§ TASK OBJECTIVE
Lines that hold the word "color" should be located and copied.

— Start of EXERCISE MATERIAL —

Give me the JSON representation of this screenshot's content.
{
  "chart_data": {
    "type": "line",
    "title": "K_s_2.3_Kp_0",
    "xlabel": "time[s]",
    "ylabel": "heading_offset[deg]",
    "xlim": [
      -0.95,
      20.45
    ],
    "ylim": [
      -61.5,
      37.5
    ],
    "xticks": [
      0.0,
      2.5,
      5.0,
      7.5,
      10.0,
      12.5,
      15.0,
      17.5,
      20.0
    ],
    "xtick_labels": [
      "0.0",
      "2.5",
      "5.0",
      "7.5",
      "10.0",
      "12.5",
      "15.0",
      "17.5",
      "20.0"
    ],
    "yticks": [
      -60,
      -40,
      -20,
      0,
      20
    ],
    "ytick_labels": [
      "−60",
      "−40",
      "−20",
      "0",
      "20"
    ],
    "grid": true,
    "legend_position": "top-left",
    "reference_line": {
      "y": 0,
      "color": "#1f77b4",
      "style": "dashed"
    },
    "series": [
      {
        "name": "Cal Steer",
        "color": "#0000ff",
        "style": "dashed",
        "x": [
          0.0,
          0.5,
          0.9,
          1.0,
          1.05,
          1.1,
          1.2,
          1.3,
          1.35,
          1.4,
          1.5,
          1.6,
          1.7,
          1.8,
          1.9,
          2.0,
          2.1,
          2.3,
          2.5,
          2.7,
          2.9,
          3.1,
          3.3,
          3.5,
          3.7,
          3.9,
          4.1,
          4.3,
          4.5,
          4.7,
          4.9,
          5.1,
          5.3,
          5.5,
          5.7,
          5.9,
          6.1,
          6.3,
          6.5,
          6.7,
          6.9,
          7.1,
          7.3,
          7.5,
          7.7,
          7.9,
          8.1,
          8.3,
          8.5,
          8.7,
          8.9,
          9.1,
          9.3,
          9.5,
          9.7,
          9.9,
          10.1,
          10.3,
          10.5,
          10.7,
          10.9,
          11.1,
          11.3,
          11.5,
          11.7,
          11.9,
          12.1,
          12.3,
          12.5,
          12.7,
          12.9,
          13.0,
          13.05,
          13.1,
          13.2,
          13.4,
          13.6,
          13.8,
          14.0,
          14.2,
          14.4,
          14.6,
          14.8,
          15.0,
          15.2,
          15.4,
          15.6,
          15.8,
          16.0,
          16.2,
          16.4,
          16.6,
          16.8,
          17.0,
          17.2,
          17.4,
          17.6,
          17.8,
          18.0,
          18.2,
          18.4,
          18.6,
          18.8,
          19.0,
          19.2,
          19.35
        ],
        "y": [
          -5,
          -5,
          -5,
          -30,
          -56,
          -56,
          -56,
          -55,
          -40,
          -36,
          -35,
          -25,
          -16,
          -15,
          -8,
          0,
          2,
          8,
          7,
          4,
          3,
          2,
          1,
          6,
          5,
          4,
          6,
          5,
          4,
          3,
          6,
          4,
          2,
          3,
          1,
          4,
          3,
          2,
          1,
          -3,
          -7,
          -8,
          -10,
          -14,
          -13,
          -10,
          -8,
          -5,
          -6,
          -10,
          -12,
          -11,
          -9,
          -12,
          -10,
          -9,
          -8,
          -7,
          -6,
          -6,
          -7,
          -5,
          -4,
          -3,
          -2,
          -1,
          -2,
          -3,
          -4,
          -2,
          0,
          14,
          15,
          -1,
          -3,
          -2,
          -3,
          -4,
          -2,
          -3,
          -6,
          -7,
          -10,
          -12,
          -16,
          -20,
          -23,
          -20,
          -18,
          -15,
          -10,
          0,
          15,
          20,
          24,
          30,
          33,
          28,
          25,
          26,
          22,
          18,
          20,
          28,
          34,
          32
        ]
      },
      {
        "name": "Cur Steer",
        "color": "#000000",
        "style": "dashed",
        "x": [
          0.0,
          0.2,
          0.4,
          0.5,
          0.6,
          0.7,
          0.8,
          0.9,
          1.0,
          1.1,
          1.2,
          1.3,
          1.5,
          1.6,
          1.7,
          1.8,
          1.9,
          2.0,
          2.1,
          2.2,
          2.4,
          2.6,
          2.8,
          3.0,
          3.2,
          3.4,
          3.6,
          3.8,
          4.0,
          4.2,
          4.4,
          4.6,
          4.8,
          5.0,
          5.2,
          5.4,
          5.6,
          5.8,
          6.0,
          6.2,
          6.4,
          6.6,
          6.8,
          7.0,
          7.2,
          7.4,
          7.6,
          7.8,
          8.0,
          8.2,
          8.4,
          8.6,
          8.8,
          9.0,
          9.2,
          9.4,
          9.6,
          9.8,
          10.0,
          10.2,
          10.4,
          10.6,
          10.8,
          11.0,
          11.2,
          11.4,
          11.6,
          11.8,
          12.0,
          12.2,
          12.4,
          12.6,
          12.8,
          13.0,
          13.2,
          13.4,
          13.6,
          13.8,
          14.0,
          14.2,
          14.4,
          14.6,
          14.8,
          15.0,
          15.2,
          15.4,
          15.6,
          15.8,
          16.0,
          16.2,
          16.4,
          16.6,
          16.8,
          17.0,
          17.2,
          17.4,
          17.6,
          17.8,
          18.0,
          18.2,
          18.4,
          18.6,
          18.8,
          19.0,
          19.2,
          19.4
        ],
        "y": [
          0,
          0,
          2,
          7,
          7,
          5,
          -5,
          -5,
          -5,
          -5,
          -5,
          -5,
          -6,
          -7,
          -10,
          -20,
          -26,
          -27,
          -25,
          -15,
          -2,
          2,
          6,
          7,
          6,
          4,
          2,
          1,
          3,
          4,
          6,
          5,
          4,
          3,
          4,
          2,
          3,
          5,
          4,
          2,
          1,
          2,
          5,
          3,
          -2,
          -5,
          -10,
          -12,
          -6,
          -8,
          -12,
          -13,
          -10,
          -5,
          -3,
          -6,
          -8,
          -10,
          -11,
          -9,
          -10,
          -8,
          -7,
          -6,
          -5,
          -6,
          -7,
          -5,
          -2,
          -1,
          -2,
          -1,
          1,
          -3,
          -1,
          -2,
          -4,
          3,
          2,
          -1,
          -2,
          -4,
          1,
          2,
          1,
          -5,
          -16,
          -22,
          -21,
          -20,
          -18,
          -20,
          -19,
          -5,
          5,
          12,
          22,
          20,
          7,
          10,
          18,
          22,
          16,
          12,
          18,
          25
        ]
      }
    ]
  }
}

— End of EXERCISE MATERIAL —

§ EXERCISE ANSWER
      "color": "#1f77b4",
        "color": "#0000ff",
        "color": "#000000",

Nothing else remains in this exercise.